Do this.
Report every line in the listing below where the string "color" shows up.

Source data
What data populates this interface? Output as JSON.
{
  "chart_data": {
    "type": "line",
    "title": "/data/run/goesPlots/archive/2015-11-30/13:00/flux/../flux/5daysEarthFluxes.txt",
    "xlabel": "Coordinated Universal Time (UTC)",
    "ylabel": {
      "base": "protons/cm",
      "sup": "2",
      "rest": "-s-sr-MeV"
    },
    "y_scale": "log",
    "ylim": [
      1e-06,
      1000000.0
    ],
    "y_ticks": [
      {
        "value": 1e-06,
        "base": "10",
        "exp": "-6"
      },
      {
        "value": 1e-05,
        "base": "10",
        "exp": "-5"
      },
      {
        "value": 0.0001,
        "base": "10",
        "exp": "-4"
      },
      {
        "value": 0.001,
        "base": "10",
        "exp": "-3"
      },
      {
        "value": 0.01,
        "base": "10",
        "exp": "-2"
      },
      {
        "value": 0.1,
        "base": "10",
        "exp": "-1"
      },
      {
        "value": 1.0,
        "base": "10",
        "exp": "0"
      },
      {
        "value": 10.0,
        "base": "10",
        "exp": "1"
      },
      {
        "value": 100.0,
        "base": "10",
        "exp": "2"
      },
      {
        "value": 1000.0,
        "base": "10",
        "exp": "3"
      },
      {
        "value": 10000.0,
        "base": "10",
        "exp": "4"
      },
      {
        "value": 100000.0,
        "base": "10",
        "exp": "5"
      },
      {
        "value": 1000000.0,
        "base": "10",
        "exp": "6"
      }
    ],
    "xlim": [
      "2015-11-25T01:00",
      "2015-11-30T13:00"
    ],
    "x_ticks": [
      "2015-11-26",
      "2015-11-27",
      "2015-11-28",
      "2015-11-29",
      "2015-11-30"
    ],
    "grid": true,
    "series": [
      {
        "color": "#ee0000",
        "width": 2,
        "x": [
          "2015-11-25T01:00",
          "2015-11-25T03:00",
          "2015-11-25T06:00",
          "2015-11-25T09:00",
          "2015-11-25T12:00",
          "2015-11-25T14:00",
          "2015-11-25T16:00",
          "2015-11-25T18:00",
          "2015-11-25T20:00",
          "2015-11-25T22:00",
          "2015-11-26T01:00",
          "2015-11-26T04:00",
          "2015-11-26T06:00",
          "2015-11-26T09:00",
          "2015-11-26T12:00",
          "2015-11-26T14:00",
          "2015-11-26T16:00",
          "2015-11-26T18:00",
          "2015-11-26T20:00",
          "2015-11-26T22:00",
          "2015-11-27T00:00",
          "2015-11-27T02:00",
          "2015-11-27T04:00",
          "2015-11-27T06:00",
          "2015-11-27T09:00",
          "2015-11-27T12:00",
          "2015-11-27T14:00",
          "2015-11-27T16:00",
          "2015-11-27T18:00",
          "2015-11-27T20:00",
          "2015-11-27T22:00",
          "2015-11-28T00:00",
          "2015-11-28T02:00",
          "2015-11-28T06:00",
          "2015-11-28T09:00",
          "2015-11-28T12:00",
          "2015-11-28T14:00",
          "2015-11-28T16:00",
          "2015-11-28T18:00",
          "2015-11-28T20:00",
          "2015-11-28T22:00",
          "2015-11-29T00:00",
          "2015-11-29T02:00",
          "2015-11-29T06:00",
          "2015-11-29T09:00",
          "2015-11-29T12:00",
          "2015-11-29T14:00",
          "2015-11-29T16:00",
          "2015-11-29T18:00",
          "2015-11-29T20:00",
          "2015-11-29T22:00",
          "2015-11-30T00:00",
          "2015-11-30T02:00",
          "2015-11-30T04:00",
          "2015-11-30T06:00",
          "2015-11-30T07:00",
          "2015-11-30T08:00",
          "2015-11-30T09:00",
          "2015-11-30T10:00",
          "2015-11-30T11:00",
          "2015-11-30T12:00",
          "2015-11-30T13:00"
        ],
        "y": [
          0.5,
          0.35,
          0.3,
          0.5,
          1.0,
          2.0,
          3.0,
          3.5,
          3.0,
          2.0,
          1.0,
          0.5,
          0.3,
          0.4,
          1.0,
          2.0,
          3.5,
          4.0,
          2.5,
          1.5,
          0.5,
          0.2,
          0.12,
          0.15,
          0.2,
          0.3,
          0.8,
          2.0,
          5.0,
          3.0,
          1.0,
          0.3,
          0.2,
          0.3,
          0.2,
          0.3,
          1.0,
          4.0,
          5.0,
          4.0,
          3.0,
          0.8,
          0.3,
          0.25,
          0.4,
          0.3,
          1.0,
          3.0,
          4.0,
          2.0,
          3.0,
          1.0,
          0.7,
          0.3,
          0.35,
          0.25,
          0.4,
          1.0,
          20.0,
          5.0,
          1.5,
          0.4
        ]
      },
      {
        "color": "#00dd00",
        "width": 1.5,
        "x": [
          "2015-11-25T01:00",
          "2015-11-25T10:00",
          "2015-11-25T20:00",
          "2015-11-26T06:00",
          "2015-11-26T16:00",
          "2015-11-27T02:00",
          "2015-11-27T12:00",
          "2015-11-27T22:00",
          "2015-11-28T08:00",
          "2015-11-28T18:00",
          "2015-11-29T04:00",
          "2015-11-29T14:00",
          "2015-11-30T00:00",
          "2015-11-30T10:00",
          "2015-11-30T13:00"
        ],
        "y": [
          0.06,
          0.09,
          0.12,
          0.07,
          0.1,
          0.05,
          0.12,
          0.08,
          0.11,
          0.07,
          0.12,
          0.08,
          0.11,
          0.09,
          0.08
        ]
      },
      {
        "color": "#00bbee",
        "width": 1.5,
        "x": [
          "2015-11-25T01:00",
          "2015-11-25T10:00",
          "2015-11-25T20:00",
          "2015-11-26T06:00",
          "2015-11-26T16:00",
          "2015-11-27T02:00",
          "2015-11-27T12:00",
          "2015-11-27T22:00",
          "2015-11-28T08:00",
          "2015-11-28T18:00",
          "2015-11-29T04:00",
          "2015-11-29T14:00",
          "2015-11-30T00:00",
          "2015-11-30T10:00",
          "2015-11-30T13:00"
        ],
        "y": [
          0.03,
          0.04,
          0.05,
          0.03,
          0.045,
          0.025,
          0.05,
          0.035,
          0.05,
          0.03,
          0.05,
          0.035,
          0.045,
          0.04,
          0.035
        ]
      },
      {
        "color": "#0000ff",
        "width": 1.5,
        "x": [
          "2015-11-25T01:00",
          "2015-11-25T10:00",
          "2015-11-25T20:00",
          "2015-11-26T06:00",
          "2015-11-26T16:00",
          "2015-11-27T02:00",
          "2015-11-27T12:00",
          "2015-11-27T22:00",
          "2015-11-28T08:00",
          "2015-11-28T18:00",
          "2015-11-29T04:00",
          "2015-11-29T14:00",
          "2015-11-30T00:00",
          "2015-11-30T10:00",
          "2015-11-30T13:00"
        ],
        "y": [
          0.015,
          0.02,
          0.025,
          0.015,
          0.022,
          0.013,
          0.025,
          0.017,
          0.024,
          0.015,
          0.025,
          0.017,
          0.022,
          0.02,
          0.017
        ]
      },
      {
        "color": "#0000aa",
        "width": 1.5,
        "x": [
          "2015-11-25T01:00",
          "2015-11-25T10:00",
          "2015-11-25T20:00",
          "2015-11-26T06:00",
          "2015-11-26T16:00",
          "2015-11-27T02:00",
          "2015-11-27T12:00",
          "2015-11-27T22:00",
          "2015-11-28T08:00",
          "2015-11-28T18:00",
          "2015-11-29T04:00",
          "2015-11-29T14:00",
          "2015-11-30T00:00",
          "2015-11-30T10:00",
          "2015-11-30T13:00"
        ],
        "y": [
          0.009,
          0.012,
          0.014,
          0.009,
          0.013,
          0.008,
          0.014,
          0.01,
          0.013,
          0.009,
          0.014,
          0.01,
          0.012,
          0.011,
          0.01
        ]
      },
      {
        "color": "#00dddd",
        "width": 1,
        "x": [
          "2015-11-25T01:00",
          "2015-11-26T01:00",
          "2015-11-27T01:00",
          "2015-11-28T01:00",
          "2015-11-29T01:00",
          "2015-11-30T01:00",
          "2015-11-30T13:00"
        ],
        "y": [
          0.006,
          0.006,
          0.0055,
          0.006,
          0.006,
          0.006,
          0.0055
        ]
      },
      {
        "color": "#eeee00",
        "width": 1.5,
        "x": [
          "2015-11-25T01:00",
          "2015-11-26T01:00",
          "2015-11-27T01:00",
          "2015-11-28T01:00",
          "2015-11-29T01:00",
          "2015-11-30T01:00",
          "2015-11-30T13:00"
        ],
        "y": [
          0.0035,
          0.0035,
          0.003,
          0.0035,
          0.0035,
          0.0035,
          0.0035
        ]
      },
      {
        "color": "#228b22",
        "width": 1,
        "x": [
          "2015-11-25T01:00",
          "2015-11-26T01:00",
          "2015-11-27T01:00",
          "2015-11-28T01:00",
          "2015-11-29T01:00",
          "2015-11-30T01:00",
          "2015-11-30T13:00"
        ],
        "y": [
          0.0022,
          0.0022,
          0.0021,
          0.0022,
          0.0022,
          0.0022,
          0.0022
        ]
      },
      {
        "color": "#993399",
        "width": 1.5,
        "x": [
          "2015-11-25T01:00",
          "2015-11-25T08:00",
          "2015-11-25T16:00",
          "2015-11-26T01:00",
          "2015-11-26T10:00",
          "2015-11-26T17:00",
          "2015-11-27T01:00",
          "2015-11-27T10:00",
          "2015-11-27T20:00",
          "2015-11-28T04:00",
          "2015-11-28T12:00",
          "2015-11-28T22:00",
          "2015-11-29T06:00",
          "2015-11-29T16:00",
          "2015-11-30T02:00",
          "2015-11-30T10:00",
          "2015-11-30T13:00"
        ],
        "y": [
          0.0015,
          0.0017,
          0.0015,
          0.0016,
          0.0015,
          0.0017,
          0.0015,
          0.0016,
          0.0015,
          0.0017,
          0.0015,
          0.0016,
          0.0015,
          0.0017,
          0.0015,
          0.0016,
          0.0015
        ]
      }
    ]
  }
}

Exercise solution.
        "color": "#ee0000",
        "color": "#00dd00",
        "color": "#00bbee",
        "color": "#0000ff",
        "color": "#0000aa",
        "color": "#00dddd",
        "color": "#eeee00",
        "color": "#228b22",
        "color": "#993399",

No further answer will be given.